*SET TASK*: Determine how many of the rows below contain the word "List", and reply with only that number.

Region boundary data
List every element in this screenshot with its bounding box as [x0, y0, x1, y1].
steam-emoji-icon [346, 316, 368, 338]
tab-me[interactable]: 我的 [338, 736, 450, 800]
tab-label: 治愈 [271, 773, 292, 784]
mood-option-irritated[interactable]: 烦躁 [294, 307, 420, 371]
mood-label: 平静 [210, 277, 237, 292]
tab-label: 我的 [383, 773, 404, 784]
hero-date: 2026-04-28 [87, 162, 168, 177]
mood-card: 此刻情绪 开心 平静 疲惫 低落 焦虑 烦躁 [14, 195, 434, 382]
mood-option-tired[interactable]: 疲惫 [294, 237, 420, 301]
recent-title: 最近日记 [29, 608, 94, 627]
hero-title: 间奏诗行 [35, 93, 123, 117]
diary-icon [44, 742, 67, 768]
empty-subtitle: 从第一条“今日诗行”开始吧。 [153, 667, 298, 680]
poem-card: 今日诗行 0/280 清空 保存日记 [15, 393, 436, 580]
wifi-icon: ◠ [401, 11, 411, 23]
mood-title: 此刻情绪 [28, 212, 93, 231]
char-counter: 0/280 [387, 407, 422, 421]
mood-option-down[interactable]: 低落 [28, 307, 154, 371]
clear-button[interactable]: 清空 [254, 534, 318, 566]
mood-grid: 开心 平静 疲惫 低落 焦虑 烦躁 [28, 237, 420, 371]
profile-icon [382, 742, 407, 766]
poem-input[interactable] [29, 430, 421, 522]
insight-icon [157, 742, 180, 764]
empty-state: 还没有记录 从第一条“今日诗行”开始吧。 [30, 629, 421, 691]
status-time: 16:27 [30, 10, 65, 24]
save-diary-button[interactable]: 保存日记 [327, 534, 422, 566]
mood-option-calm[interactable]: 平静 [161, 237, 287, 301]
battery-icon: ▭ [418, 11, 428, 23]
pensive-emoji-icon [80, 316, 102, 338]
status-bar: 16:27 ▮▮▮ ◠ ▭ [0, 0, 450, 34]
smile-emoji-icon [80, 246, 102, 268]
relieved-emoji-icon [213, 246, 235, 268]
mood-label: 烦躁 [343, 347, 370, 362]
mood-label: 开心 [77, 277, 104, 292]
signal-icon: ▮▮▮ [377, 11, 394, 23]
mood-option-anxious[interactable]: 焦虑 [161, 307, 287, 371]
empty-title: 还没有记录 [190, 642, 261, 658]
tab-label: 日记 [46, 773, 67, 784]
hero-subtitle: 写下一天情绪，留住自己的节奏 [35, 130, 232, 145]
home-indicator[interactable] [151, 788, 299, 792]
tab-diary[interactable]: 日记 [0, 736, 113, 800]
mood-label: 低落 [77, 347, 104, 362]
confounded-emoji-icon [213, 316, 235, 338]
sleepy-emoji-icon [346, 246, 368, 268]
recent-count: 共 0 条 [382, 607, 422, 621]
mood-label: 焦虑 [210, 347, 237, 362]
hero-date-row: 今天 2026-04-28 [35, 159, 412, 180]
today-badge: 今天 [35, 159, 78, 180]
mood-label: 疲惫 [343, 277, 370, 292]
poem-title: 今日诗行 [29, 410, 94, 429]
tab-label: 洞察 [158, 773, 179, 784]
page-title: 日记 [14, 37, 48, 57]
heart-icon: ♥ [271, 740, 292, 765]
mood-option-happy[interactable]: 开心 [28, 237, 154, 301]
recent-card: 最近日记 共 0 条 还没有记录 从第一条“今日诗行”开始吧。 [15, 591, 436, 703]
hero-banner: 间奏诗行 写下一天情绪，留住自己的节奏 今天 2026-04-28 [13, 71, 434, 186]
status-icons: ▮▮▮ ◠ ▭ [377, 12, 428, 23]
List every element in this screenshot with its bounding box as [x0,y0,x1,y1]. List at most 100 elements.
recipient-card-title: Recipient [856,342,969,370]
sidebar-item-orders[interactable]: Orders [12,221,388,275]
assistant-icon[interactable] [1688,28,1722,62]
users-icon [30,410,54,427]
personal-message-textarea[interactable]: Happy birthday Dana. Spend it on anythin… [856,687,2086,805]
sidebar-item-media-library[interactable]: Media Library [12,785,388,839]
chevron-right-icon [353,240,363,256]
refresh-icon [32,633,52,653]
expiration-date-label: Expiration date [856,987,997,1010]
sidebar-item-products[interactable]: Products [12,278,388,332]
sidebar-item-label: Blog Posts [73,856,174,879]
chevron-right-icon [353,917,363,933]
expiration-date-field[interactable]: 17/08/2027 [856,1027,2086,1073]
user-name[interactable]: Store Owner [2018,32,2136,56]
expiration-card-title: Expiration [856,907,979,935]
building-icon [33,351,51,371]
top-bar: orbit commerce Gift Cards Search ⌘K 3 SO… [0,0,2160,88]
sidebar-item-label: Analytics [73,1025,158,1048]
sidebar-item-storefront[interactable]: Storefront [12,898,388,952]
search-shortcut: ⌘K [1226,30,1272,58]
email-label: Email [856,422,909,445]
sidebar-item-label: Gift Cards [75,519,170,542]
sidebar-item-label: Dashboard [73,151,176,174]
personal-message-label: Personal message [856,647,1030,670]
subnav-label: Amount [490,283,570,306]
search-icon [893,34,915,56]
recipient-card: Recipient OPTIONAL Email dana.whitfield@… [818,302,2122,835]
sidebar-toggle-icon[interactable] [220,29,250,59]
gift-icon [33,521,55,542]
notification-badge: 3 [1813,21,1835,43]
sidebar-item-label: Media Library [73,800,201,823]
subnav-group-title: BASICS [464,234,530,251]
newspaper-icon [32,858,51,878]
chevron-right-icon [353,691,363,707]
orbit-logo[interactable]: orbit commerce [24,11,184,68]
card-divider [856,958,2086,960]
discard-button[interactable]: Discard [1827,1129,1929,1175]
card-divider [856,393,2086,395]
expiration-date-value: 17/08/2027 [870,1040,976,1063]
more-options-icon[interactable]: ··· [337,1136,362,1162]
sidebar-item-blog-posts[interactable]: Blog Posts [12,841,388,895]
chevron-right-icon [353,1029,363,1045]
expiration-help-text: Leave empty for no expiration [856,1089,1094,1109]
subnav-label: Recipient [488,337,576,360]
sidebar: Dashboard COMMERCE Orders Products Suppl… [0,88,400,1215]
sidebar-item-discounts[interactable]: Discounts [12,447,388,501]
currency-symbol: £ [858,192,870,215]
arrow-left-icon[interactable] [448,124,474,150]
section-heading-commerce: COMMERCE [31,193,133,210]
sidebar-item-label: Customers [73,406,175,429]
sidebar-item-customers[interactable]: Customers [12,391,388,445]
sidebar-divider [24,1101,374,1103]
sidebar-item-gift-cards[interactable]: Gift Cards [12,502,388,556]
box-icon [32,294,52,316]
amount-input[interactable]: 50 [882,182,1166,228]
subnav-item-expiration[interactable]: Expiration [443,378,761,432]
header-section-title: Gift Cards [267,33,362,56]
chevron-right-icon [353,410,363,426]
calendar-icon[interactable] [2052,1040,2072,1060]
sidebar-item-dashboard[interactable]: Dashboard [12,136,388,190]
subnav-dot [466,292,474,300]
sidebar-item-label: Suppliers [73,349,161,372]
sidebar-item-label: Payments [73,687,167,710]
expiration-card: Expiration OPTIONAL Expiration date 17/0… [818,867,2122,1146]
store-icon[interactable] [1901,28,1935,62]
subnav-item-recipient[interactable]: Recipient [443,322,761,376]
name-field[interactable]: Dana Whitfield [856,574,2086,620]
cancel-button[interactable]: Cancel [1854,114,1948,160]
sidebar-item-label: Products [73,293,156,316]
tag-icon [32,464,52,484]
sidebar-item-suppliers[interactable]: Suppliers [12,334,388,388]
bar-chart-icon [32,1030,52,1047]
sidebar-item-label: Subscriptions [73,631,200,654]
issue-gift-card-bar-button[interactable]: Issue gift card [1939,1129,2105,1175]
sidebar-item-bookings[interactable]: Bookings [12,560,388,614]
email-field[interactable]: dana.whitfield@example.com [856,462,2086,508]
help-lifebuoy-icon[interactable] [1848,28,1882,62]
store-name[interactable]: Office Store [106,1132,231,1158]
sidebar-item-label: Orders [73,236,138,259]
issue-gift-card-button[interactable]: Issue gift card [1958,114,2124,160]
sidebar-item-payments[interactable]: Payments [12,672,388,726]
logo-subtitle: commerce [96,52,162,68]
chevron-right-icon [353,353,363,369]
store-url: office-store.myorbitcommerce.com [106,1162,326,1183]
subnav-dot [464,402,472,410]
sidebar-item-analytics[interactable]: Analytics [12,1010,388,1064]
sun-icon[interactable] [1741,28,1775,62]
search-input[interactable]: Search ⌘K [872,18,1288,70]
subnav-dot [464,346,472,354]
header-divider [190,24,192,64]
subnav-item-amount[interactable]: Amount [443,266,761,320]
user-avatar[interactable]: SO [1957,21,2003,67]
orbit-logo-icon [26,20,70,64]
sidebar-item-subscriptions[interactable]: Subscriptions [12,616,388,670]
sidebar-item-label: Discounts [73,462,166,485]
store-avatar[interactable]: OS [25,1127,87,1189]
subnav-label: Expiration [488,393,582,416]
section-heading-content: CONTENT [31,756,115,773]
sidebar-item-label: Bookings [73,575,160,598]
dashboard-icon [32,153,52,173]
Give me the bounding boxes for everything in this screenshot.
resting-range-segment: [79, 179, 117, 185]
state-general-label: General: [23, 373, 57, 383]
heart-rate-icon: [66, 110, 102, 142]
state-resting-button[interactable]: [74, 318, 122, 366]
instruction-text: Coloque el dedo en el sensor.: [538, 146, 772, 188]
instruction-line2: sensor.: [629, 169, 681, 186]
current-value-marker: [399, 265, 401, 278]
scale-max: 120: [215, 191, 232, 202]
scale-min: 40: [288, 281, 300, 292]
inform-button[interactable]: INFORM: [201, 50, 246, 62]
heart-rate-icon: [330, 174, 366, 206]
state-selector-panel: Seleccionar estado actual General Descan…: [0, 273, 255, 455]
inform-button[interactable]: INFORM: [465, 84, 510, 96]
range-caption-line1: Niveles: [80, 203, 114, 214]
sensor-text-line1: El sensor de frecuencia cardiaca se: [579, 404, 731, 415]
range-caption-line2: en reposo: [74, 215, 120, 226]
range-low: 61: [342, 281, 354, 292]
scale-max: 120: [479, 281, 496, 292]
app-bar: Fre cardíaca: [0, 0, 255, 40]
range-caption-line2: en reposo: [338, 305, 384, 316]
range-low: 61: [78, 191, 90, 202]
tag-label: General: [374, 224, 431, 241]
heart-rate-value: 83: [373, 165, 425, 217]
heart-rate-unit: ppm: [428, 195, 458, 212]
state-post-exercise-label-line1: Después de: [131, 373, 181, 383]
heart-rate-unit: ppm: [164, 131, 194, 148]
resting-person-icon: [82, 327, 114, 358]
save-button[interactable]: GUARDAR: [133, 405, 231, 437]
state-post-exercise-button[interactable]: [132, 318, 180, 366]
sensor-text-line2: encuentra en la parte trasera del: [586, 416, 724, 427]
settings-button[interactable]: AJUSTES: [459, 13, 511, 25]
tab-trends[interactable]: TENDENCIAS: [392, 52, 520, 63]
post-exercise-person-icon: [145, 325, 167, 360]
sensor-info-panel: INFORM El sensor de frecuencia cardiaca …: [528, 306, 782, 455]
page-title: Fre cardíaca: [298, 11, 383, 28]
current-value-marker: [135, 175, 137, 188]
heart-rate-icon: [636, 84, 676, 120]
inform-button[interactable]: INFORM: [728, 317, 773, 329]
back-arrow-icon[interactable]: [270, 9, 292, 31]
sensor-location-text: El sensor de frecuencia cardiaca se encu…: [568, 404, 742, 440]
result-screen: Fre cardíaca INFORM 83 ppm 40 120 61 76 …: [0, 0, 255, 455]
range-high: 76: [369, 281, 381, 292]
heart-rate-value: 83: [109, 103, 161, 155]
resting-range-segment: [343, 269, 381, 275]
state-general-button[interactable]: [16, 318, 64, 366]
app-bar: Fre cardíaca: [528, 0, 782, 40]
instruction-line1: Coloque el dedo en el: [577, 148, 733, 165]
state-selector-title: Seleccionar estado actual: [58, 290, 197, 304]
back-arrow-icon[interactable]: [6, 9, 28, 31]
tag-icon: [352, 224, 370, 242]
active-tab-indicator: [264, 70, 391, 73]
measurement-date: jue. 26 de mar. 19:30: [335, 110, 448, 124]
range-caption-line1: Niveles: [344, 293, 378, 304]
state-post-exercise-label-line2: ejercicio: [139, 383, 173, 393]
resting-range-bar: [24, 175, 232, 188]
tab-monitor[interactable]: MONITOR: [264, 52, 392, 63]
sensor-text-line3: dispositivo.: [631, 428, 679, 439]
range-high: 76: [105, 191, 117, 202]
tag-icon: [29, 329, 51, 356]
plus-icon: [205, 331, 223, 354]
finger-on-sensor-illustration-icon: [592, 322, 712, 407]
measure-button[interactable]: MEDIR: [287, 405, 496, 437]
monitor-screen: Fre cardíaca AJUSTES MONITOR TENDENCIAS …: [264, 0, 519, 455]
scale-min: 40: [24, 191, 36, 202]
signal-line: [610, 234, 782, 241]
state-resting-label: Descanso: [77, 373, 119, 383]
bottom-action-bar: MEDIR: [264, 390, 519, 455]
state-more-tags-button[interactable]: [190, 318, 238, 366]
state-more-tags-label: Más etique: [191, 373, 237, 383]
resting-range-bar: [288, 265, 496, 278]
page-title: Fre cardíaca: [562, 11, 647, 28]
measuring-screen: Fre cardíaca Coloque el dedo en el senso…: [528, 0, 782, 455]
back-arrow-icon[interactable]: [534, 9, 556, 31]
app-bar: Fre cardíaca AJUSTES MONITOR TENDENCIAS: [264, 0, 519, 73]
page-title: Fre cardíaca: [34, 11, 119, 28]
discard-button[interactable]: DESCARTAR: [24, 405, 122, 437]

*THE RESPONSE*: 2